Recorded data: Begin

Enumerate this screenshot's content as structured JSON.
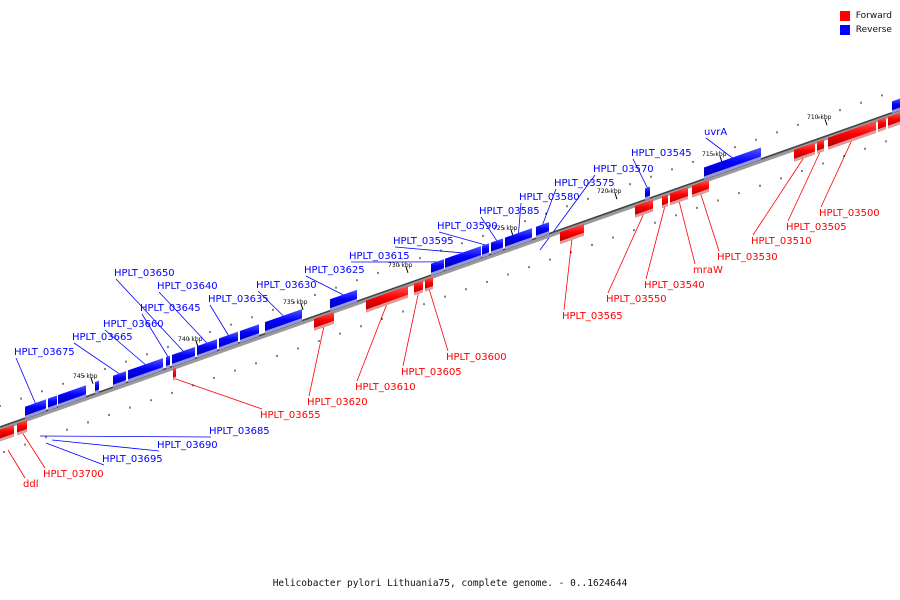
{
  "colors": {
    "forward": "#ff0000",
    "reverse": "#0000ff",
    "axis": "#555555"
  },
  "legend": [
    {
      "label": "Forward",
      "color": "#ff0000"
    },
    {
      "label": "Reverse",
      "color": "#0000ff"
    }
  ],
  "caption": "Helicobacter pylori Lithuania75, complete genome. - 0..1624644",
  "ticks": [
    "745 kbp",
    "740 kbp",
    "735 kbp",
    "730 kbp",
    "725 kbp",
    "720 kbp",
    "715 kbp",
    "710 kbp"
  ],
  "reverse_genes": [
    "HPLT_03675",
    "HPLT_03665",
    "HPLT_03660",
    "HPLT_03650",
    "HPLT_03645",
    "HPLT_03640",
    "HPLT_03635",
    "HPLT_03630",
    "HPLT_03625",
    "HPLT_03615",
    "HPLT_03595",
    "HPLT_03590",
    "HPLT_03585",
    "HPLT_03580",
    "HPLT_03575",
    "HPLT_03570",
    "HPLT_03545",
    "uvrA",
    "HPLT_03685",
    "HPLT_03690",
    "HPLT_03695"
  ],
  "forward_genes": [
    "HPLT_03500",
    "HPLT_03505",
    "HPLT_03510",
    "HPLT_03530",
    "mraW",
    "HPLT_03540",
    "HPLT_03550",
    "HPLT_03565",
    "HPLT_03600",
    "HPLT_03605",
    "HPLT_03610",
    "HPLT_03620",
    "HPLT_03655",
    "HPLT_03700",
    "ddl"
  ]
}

Recorded data: End
Recorded data: Begin

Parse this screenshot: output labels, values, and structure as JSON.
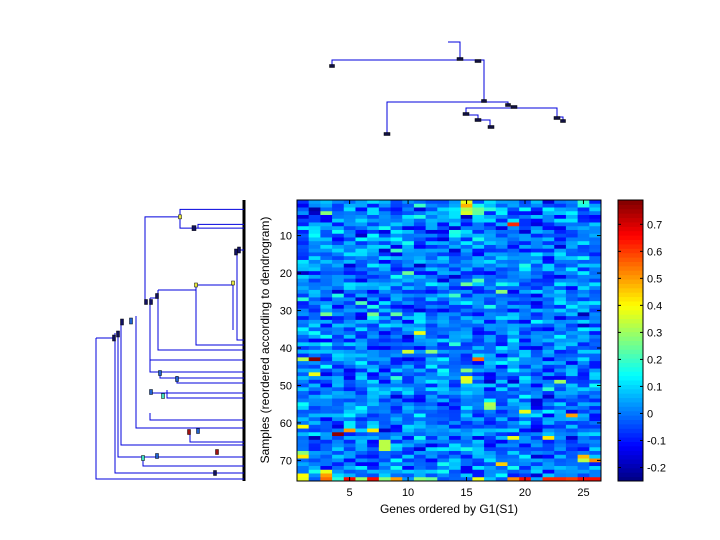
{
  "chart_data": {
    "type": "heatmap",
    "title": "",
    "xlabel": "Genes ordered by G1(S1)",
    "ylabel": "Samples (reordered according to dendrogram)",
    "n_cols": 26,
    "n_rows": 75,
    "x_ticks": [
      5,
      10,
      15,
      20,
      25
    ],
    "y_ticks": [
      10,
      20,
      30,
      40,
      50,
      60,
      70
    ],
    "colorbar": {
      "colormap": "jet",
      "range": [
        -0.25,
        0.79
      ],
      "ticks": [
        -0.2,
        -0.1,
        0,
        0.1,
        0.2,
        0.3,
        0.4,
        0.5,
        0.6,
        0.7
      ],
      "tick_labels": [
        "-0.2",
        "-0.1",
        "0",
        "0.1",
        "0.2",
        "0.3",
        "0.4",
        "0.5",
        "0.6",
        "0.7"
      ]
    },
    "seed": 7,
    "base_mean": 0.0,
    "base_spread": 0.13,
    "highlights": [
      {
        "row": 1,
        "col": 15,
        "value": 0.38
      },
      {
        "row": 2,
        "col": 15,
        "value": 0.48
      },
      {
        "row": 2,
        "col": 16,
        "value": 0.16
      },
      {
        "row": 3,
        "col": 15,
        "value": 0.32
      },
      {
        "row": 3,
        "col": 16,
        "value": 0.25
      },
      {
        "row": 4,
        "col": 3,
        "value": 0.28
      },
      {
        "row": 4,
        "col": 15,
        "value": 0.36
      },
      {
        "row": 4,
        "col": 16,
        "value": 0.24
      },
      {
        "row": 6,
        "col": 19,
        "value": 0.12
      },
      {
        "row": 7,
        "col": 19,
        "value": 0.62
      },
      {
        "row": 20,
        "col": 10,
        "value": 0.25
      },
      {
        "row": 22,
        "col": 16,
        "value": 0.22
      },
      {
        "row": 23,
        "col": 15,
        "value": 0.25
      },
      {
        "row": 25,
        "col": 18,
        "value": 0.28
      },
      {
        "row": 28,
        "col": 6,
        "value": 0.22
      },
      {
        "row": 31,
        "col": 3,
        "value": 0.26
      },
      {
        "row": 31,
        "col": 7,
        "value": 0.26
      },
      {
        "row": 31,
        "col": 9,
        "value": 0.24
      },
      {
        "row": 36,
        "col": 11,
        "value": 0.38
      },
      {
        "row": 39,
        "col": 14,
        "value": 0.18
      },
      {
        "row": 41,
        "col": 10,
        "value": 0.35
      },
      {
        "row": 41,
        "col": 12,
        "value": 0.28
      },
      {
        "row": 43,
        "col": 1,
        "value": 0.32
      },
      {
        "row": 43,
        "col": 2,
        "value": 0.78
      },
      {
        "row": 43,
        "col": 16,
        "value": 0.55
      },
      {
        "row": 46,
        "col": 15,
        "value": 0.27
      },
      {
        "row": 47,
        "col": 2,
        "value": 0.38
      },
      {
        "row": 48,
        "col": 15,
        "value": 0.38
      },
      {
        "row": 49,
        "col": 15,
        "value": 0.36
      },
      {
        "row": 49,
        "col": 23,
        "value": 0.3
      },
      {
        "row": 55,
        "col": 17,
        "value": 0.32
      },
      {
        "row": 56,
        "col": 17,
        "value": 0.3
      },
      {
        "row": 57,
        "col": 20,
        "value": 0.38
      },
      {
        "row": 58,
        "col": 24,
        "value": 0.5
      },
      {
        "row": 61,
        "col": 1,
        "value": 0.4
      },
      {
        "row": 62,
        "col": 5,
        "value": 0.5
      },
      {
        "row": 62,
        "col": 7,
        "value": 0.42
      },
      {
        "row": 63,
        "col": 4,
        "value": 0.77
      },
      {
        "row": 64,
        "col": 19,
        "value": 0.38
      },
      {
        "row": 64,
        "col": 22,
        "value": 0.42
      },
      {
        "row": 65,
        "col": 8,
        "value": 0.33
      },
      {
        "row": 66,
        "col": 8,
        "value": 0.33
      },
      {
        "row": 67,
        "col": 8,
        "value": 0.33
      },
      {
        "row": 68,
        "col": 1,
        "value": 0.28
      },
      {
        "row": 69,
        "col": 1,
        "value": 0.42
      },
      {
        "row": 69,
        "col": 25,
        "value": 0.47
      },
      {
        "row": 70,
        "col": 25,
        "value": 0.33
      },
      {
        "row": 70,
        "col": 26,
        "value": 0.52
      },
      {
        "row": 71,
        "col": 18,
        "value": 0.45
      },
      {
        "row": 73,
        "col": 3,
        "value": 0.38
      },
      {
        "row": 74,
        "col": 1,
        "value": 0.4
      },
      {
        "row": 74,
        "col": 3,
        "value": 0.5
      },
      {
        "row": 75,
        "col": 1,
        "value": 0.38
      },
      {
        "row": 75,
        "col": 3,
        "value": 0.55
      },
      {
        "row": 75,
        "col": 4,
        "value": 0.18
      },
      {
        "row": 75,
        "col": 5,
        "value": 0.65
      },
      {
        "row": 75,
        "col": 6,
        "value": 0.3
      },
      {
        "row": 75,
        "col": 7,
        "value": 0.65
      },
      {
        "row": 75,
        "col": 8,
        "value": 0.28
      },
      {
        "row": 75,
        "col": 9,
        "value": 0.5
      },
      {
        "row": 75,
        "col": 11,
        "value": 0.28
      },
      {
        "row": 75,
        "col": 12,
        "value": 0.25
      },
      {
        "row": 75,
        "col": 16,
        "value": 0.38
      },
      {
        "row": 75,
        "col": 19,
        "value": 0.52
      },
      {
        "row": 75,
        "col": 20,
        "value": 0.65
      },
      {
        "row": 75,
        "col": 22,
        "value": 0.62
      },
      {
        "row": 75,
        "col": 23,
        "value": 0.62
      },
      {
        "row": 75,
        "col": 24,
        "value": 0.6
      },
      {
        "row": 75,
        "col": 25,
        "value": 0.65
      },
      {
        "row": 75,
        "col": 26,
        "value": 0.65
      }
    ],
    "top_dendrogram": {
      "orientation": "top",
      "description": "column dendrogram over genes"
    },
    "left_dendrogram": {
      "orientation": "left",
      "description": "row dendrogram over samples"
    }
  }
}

Recorded data: End

→ **What the exercise asks**:
The task calls for every line of the material that contains the string "JSON".

→ **Solution for this exercise**:
Enumerate this screenshot's content as structured JSON.
Parse this screenshot: output labels, values, and structure as JSON.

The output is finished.